- _Objective_: Scan the lines below; pull out those with "gray".

- _Records provided_:
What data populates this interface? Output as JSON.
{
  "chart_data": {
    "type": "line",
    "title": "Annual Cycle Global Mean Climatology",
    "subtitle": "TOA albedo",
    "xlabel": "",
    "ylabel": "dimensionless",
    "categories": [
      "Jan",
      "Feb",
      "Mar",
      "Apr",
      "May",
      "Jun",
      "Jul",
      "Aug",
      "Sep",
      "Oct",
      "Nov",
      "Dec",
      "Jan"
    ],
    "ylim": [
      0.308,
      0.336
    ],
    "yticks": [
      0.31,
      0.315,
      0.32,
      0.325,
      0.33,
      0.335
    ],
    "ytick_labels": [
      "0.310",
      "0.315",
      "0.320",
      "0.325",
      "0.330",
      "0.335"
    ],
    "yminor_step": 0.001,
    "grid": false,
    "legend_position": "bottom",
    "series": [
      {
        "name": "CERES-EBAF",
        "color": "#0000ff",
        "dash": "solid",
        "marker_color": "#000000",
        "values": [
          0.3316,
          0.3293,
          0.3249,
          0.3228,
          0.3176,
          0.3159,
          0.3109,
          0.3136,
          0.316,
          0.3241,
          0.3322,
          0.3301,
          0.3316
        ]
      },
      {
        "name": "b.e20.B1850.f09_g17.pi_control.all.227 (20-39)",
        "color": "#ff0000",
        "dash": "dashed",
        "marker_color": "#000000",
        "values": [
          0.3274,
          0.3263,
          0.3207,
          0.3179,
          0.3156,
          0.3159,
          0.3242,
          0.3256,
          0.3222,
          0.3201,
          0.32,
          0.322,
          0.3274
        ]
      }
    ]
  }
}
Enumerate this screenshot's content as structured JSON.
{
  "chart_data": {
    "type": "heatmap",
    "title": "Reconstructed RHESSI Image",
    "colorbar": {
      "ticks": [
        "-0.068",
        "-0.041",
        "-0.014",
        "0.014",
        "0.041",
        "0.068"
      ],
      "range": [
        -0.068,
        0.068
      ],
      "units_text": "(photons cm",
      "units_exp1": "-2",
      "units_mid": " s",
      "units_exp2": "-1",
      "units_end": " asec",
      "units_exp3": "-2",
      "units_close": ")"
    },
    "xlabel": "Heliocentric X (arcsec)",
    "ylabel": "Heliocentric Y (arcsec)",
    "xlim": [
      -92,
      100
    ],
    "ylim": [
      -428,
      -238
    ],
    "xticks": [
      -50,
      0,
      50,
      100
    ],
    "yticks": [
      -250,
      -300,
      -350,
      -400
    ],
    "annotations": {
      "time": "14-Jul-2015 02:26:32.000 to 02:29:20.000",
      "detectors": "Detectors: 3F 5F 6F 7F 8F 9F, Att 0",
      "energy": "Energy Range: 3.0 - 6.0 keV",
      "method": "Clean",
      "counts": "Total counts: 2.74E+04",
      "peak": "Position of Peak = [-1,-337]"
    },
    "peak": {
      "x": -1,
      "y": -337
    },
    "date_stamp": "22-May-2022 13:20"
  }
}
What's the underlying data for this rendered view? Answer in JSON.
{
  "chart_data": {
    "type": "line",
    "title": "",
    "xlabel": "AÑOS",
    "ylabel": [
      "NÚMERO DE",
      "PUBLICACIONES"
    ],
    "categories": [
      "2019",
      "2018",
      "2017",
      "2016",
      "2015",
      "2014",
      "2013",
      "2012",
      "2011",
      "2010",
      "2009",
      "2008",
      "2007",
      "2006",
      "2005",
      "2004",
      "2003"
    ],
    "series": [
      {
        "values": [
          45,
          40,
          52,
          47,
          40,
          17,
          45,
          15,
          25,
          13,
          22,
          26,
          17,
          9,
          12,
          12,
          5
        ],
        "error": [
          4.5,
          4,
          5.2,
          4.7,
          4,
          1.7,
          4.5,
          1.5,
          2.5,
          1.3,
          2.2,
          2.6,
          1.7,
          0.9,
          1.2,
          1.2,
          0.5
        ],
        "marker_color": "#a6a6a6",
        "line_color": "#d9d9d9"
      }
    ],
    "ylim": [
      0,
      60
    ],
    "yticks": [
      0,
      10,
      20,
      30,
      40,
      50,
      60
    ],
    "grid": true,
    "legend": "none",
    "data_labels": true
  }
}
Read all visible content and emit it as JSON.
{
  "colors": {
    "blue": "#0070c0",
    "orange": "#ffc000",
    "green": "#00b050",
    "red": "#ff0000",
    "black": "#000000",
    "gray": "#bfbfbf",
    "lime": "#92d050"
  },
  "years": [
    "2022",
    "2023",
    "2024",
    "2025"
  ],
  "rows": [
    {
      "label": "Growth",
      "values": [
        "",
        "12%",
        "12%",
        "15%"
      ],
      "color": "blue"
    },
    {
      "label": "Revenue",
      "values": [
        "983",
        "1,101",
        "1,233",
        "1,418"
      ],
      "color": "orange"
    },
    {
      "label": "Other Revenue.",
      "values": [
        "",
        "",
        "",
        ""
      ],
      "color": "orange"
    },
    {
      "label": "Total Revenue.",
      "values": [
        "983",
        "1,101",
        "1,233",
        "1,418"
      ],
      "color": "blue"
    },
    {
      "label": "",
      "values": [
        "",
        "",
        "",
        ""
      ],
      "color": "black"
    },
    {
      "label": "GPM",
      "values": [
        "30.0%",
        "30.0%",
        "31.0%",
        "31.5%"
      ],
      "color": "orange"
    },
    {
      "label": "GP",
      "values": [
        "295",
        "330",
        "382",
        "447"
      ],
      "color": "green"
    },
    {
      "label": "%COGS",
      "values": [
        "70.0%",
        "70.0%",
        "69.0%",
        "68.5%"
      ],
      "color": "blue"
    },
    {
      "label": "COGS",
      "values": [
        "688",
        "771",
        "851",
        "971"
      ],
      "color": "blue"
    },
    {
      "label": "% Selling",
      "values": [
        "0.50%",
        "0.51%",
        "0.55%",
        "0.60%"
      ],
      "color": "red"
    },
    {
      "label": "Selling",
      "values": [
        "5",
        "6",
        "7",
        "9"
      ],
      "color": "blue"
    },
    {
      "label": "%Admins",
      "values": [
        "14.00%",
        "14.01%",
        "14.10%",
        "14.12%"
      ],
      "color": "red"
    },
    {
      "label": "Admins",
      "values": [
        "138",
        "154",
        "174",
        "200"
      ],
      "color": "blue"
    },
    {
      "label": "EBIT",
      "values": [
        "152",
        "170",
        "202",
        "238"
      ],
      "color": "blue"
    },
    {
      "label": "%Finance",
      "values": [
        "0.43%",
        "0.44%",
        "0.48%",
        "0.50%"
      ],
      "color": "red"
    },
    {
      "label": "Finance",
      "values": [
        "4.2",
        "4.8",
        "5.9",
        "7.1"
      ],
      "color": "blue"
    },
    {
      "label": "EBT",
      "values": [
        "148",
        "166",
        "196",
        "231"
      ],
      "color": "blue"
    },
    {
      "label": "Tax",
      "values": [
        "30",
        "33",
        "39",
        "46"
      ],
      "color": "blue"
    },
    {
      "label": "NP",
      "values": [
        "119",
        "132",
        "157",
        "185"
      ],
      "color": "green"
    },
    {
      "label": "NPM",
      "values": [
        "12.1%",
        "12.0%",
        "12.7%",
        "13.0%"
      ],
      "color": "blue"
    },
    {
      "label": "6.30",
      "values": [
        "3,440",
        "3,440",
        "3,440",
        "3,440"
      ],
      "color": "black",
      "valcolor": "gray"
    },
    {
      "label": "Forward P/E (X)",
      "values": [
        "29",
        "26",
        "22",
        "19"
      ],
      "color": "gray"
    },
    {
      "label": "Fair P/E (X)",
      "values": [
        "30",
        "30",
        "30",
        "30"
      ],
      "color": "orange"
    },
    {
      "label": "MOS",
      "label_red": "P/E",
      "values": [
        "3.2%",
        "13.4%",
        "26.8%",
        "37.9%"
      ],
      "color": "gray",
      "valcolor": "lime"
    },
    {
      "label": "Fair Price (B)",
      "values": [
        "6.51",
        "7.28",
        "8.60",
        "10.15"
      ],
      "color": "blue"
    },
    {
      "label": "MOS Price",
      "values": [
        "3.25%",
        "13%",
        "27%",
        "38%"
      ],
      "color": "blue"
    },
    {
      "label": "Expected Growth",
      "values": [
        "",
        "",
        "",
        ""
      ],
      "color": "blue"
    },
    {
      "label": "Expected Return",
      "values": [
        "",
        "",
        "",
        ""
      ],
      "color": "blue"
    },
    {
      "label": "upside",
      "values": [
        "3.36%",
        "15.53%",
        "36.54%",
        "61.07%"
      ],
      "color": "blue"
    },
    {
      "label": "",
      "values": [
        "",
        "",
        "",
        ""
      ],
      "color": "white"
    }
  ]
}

- _Worked solution_:
    "gray": "#bfbfbf",
      "valcolor": "gray"
      "color": "gray"
      "color": "gray",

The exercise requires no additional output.